Data records:
########
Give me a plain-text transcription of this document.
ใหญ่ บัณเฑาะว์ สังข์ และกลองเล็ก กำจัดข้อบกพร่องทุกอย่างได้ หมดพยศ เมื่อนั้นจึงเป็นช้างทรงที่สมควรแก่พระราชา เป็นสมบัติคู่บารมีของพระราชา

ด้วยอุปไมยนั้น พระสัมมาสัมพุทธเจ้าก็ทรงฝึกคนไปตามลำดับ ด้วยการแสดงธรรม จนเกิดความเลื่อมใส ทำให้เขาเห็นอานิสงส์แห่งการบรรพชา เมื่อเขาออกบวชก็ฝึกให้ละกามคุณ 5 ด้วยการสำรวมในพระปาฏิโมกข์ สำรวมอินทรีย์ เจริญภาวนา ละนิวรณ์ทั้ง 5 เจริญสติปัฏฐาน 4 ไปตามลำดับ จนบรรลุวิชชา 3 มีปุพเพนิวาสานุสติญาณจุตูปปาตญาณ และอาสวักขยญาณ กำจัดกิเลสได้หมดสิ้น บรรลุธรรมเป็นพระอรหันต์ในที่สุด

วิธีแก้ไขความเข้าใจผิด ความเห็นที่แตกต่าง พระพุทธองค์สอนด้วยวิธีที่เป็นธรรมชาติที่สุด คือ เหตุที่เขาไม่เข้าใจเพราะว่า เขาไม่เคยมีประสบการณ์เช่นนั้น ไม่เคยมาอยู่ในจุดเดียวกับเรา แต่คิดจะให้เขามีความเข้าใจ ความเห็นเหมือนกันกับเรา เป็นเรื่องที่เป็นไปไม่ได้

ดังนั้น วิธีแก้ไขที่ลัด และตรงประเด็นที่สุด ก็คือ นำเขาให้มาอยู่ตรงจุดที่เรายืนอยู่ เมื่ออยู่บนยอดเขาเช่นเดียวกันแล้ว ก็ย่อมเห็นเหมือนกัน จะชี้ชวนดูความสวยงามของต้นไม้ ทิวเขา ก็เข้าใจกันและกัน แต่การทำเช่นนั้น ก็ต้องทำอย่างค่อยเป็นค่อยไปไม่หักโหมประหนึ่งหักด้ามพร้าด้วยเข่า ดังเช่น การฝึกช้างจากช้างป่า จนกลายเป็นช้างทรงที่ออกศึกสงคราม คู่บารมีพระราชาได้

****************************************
########
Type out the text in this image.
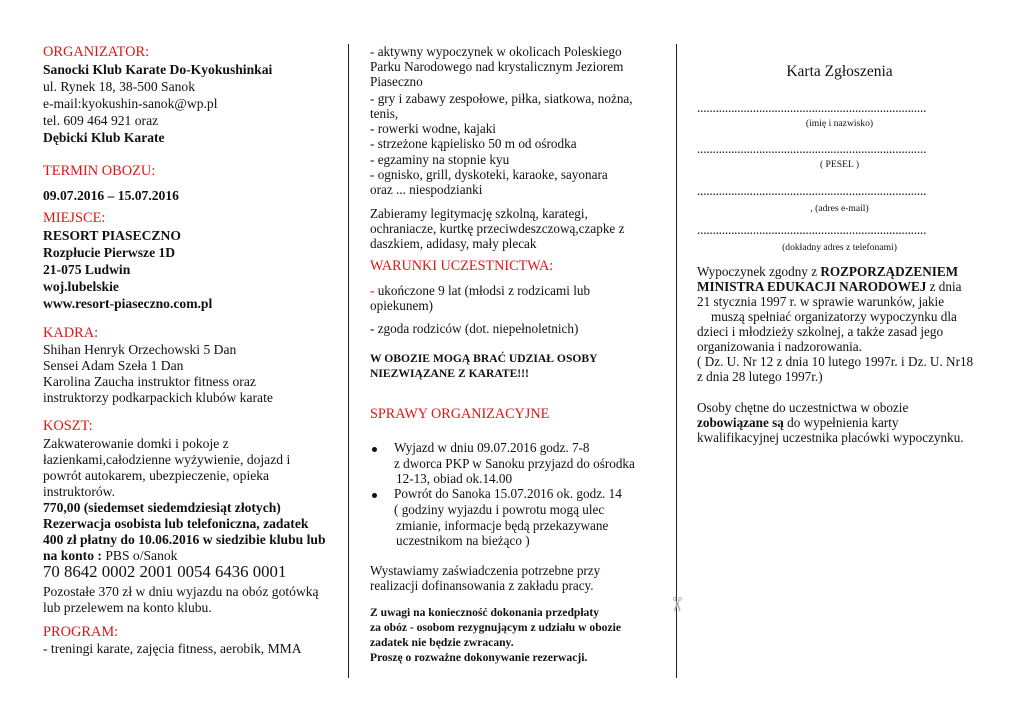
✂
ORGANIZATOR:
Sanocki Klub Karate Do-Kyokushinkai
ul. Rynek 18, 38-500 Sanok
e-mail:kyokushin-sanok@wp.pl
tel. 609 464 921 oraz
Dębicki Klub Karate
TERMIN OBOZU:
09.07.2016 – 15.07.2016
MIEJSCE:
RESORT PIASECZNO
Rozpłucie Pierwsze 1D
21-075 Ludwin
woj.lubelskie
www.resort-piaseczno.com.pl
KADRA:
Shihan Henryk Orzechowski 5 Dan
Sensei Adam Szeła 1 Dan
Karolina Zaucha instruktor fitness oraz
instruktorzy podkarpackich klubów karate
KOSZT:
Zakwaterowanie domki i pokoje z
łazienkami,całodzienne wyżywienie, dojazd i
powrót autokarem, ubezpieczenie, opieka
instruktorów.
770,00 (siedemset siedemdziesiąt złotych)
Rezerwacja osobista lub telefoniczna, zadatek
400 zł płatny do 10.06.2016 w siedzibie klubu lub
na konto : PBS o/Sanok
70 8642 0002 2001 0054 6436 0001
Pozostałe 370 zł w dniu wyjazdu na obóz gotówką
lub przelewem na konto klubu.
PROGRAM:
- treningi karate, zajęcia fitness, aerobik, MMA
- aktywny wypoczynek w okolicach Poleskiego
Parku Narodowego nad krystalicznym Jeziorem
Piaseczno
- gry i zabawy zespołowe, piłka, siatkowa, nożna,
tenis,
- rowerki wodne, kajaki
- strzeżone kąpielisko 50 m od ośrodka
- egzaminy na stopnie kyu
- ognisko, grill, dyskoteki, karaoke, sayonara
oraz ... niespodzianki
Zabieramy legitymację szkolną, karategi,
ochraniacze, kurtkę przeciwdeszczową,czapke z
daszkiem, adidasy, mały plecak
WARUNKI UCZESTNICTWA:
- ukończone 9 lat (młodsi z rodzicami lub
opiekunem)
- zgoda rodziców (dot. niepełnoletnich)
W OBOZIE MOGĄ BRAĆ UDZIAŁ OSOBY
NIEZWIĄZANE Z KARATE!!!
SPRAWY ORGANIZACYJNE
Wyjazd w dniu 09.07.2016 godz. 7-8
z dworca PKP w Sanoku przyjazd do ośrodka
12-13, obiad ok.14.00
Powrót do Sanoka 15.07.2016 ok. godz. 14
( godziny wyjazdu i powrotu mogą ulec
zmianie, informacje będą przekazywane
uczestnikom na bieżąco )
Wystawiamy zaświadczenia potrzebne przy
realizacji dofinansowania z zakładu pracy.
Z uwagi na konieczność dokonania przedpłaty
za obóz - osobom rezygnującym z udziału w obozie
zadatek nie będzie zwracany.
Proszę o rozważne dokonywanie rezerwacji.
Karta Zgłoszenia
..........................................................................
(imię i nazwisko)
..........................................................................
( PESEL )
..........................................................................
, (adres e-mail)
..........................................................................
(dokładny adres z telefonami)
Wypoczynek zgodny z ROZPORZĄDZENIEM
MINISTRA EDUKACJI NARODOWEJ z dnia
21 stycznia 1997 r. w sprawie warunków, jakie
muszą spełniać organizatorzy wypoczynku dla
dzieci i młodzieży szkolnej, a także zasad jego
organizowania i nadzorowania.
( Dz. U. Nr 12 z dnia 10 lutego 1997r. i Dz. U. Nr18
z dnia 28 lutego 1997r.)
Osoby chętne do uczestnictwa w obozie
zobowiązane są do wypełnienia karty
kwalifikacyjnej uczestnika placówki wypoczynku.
########
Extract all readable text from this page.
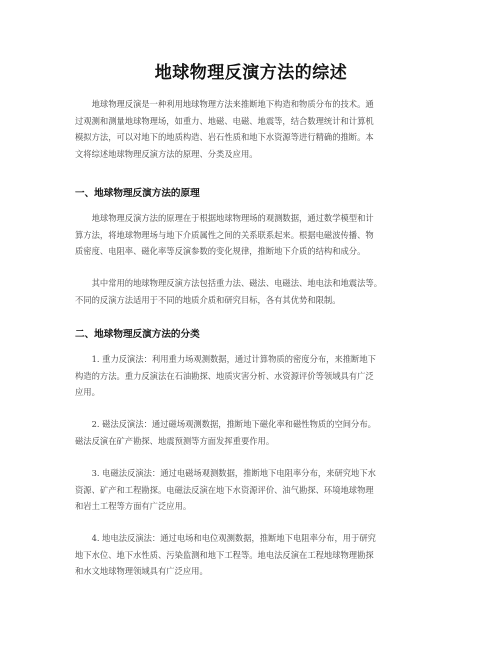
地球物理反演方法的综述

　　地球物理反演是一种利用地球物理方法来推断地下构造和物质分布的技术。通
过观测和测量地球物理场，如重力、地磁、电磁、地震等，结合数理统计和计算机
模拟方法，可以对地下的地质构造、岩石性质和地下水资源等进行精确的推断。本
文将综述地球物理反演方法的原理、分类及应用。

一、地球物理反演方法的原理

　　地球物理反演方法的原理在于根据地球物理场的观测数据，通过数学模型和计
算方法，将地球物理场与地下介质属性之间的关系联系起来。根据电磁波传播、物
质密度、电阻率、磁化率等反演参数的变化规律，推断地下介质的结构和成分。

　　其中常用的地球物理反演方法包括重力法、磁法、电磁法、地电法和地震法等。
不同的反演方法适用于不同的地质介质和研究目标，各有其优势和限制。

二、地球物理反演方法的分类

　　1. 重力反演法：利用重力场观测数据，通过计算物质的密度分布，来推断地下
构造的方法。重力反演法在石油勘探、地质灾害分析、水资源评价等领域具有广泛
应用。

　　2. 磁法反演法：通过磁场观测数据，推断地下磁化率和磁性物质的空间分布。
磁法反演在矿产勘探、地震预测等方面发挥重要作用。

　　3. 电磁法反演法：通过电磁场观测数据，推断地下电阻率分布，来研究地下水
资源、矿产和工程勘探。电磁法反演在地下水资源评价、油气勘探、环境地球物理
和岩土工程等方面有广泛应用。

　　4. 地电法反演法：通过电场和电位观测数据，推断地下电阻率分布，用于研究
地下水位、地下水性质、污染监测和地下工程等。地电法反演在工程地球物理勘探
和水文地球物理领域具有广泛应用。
########
*CHALLENGE*. Every line that holds the word "obóz" should be extracted.

*RESPONSE TO THIS EXERCISE*.
Pozostałe 370 zł w dniu wyjazdu na obóz gotówką
za obóz - osobom rezygnującym z udziału w obozie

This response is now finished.